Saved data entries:
━━━━
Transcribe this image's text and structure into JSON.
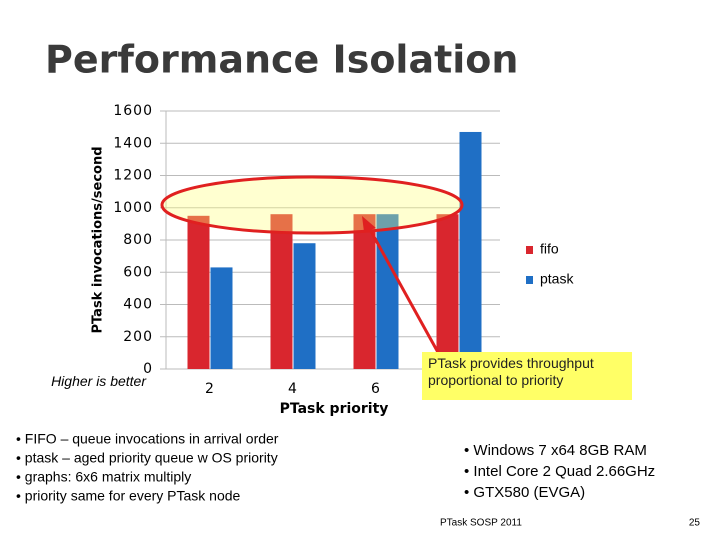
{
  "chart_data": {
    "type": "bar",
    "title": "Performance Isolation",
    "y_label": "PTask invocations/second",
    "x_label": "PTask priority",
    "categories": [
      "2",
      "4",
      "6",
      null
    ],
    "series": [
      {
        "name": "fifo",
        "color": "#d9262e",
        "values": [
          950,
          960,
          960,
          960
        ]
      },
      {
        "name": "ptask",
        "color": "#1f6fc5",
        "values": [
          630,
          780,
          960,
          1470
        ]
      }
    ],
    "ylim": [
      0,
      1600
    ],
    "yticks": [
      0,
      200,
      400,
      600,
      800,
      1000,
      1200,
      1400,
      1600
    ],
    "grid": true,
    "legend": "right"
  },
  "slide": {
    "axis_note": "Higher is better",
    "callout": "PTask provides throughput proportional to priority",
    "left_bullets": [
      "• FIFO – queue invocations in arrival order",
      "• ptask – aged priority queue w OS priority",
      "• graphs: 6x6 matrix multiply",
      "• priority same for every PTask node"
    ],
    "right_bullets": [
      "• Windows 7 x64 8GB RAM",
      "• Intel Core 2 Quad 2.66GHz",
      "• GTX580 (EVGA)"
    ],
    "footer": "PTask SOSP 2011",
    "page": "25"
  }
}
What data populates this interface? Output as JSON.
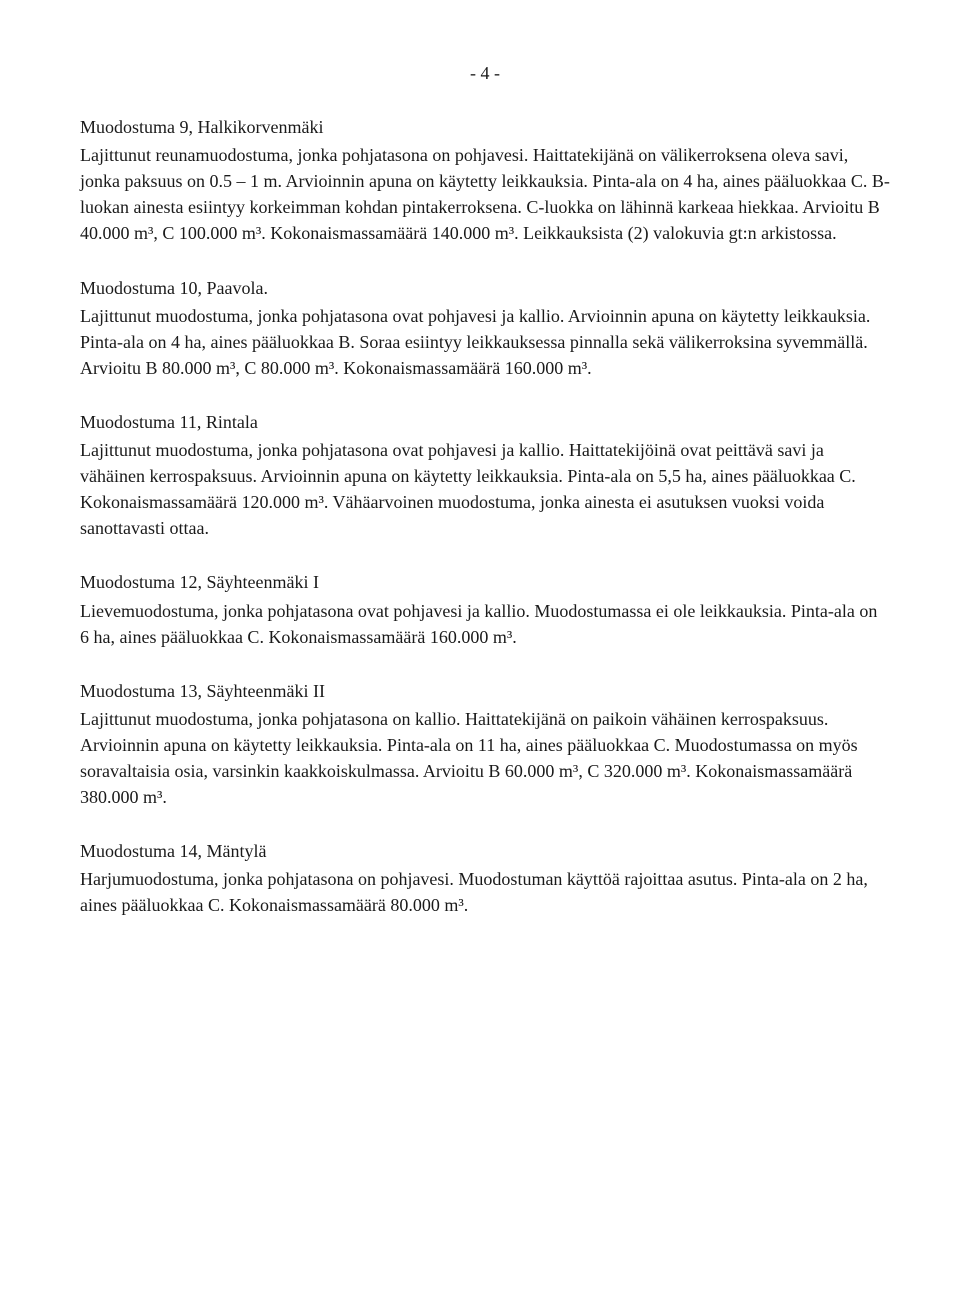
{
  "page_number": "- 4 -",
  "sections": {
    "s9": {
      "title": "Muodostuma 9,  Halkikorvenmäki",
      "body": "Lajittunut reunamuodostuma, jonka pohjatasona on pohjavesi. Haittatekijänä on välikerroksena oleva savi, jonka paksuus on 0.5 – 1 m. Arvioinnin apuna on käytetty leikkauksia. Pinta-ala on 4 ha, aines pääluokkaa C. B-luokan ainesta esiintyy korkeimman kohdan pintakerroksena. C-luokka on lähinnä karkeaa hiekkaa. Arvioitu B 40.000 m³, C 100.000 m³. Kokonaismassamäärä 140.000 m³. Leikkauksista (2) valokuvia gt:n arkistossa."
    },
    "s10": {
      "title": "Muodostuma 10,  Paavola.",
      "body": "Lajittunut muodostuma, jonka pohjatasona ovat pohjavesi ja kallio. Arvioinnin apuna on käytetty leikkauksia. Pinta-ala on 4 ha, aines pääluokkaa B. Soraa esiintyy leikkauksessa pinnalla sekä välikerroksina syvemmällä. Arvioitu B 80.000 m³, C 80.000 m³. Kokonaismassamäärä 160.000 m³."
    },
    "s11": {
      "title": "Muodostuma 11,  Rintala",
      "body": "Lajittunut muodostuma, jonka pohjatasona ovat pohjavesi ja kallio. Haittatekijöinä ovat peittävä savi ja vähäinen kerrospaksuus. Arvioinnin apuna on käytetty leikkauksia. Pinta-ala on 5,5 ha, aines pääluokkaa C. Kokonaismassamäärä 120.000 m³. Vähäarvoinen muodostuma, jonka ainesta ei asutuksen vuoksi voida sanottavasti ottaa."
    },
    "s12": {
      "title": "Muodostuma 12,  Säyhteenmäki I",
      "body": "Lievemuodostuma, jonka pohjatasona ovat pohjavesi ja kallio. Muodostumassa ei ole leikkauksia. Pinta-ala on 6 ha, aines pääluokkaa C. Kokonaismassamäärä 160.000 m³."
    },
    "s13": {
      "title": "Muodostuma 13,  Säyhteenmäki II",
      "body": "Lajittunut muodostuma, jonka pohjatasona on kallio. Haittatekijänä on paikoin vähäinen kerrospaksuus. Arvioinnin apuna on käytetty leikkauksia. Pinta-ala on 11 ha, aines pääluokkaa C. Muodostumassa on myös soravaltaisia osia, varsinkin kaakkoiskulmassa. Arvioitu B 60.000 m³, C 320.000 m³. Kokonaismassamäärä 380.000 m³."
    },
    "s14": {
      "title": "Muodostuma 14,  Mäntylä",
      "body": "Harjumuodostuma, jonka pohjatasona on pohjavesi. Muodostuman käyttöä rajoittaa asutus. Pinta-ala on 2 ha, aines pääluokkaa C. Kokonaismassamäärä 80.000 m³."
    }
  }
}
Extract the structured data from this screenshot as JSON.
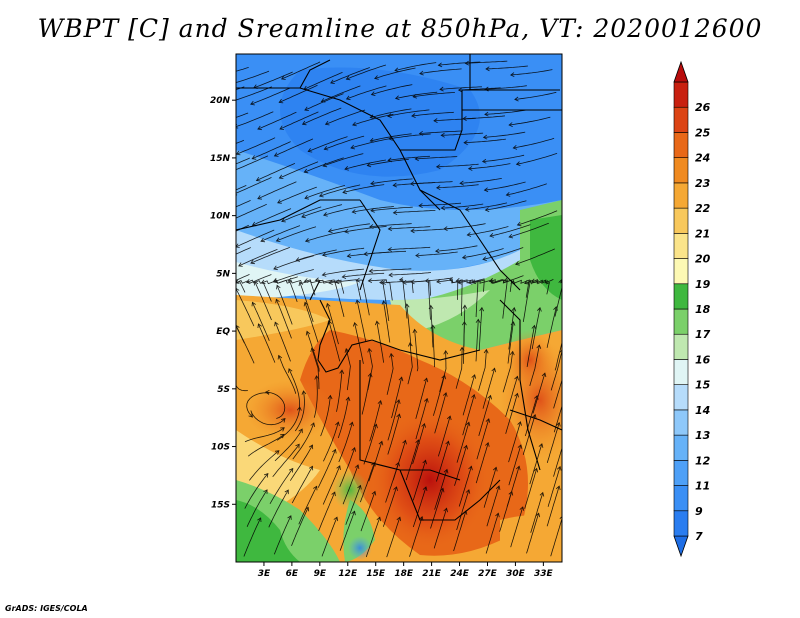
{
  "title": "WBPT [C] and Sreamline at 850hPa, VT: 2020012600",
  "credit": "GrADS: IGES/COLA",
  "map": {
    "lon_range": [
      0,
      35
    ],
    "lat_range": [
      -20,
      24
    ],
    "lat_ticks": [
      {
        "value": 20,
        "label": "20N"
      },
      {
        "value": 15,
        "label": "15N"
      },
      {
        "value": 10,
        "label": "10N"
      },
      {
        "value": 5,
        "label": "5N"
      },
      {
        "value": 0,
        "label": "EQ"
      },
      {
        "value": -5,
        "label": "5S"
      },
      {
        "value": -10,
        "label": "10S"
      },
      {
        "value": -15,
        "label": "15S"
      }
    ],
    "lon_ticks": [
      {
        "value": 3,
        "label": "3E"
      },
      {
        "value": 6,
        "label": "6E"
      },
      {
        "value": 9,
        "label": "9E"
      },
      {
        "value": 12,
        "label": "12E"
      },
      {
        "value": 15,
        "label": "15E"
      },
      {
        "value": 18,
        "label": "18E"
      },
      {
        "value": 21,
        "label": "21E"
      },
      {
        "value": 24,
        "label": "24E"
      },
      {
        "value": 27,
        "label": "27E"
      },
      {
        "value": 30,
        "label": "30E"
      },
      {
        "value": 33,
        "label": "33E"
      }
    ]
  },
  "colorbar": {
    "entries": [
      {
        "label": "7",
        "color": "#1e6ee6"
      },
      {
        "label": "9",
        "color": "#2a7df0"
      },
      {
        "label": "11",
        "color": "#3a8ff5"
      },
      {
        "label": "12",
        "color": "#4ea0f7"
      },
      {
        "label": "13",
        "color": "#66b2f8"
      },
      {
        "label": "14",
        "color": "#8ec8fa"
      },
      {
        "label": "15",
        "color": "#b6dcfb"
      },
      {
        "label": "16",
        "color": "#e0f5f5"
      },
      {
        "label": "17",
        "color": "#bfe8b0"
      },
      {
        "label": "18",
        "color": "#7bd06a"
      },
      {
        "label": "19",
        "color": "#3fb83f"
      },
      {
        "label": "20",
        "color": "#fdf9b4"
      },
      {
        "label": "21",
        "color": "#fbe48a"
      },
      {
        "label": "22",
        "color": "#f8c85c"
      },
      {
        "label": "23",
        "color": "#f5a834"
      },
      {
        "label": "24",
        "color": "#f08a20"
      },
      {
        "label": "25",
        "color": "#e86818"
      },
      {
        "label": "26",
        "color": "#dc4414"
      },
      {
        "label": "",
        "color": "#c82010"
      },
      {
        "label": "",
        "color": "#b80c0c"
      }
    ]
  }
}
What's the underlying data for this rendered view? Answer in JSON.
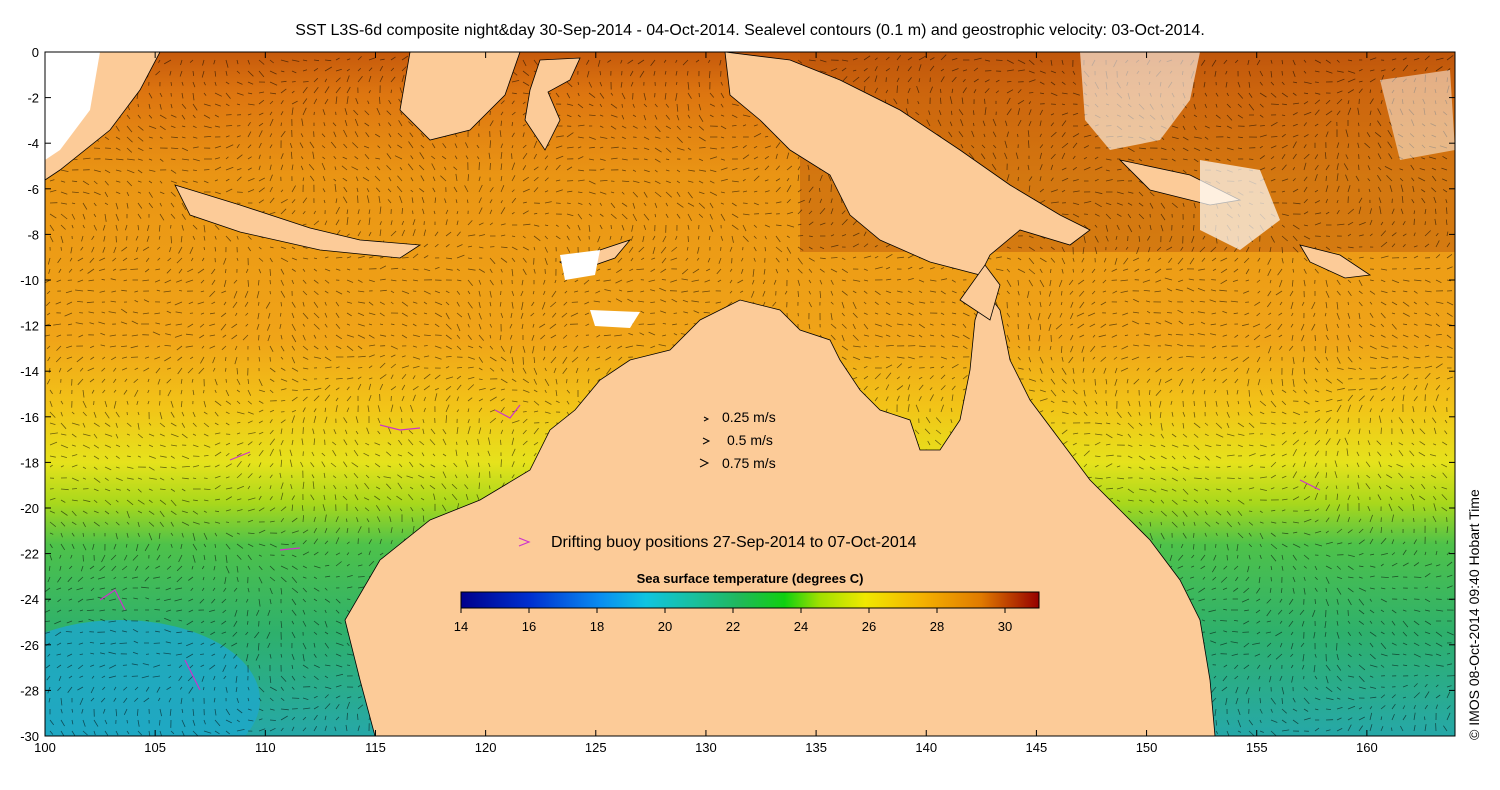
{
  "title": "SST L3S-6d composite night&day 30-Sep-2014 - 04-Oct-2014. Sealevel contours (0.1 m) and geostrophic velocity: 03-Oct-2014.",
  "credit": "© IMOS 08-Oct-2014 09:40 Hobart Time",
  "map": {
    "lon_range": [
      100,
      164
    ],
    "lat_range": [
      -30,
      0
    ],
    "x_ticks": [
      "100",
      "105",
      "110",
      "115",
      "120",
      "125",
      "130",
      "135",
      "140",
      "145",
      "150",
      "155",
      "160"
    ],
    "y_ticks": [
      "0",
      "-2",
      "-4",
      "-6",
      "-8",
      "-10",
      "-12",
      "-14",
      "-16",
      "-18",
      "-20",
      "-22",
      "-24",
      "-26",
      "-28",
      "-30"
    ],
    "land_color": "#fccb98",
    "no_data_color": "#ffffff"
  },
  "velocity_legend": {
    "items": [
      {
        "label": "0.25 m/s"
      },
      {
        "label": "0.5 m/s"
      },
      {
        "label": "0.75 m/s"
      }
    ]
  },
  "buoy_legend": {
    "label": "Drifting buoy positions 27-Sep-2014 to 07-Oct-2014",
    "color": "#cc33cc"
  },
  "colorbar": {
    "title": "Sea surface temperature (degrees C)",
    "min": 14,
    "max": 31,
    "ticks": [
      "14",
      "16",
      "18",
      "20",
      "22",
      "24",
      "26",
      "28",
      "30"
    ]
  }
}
━━━━
Directive: Note every line above where the string "Säyhteenmäki" shows up, and copy those lines.

Exercise answer:
      "title": "Muodostuma 12,  Säyhteenmäki I",
      "title": "Muodostuma 13,  Säyhteenmäki II",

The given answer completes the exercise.